▶ _Task statement_
Go through the records and copy each line where the string "audience" occurs.

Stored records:
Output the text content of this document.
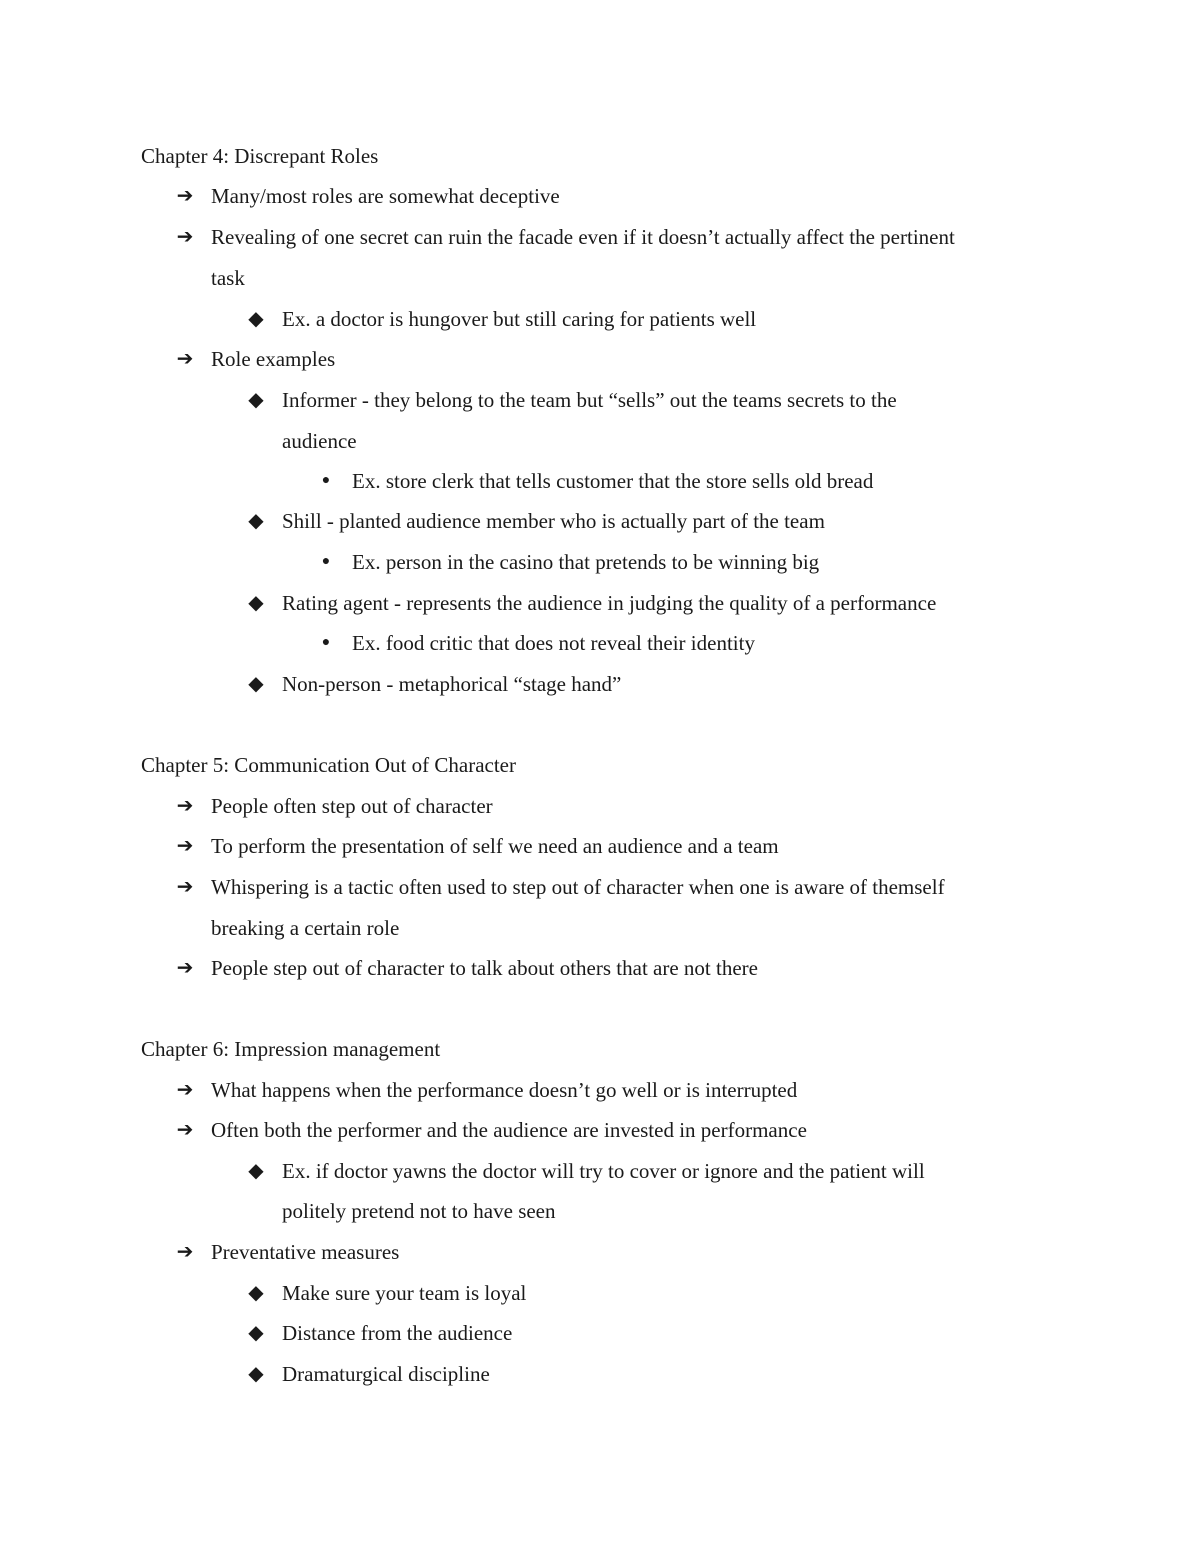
Chapter 4: Discrepant Roles
➔ Many/most roles are somewhat deceptive
➔ Revealing of one secret can ruin the facade even if it doesn’t actually affect the pertinent
task
◆ Ex. a doctor is hungover but still caring for patients well
➔ Role examples
◆ Informer - they belong to the team but “sells” out the teams secrets to the
audience
●	Ex. store clerk that tells customer that the store sells old bread
◆ Shill - planted audience member who is actually part of the team
●	Ex. person in the casino that pretends to be winning big
◆ Rating agent - represents the audience in judging the quality of a performance
●	Ex. food critic that does not reveal their identity
◆ Non-person - metaphorical “stage hand”
Chapter 5: Communication Out of Character
➔ People often step out of character
➔ To perform the presentation of self we need an audience and a team
➔ Whispering is a tactic often used to step out of character when one is aware of themself
breaking a certain role
➔ People step out of character to talk about others that are not there
Chapter 6: Impression management
➔ What happens when the performance doesn’t go well or is interrupted
➔ Often both the performer and the audience are invested in performance
◆ Ex. if doctor yawns the doctor will try to cover or ignore and the patient will
politely pretend not to have seen
➔ Preventative measures
◆ Make sure your team is loyal
◆ Distance from the audience
◆ Dramaturgical discipline
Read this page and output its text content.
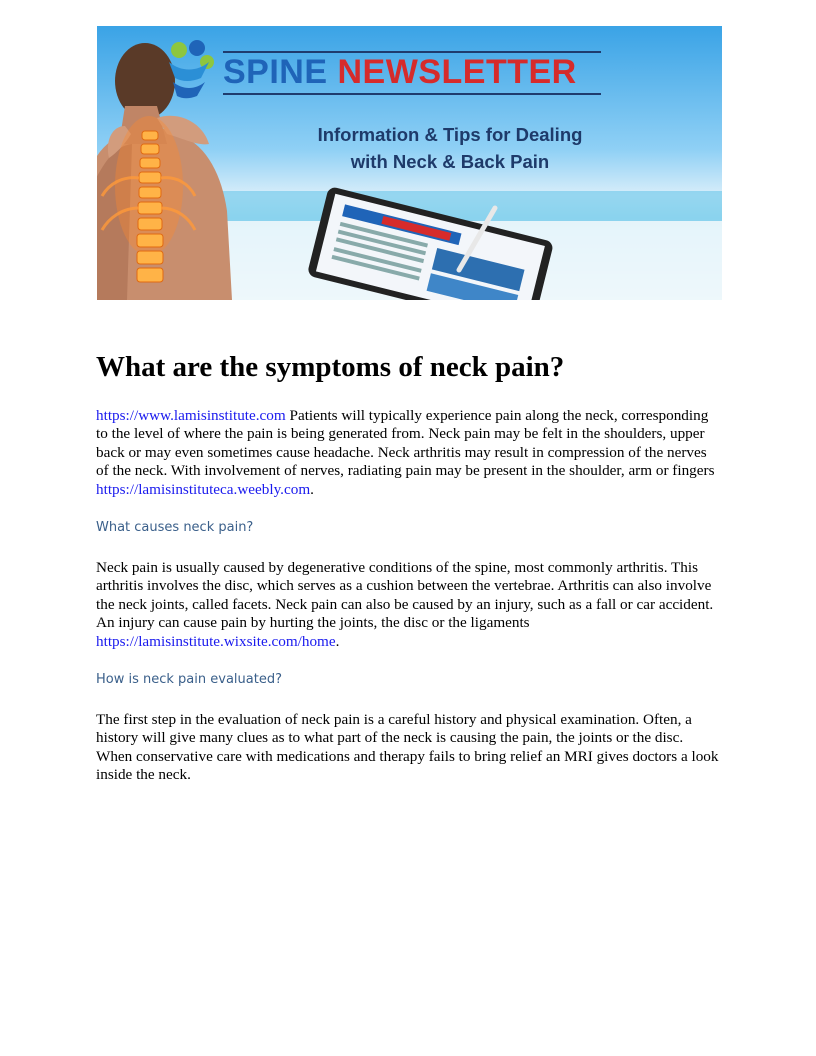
SPINE NEWSLETTER
Information & Tips for Dealing
with Neck & Back Pain
What are the symptoms of neck pain?

https://www.lamisinstitute.com Patients will typically experience pain along the neck, corresponding to the level of where the pain is being generated from. Neck pain may be felt in the shoulders, upper back or may even sometimes cause headache. Neck arthritis may result in compression of the nerves of the neck. With involvement of nerves, radiating pain may be present in the shoulder, arm or fingers https://lamisinstituteca.weebly.com.

What causes neck pain?

Neck pain is usually caused by degenerative conditions of the spine, most commonly arthritis. This arthritis involves the disc, which serves as a cushion between the vertebrae. Arthritis can also involve the neck joints, called facets. Neck pain can also be caused by an injury, such as a fall or car accident. An injury can cause pain by hurting the joints, the disc or the ligaments https://lamisinstitute.wixsite.com/home.

How is neck pain evaluated?

The first step in the evaluation of neck pain is a careful history and physical examination. Often, a history will give many clues as to what part of the neck is causing the pain, the joints or the disc. When conservative care with medications and therapy fails to bring relief an MRI gives doctors a look inside the neck.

▶ _Your solution_
audience
◆ Shill - planted audience member who is actually part of the team
◆ Rating agent - represents the audience in judging the quality of a performance
➔ To perform the presentation of self we need an audience and a team
➔ Often both the performer and the audience are invested in performance
◆ Distance from the audience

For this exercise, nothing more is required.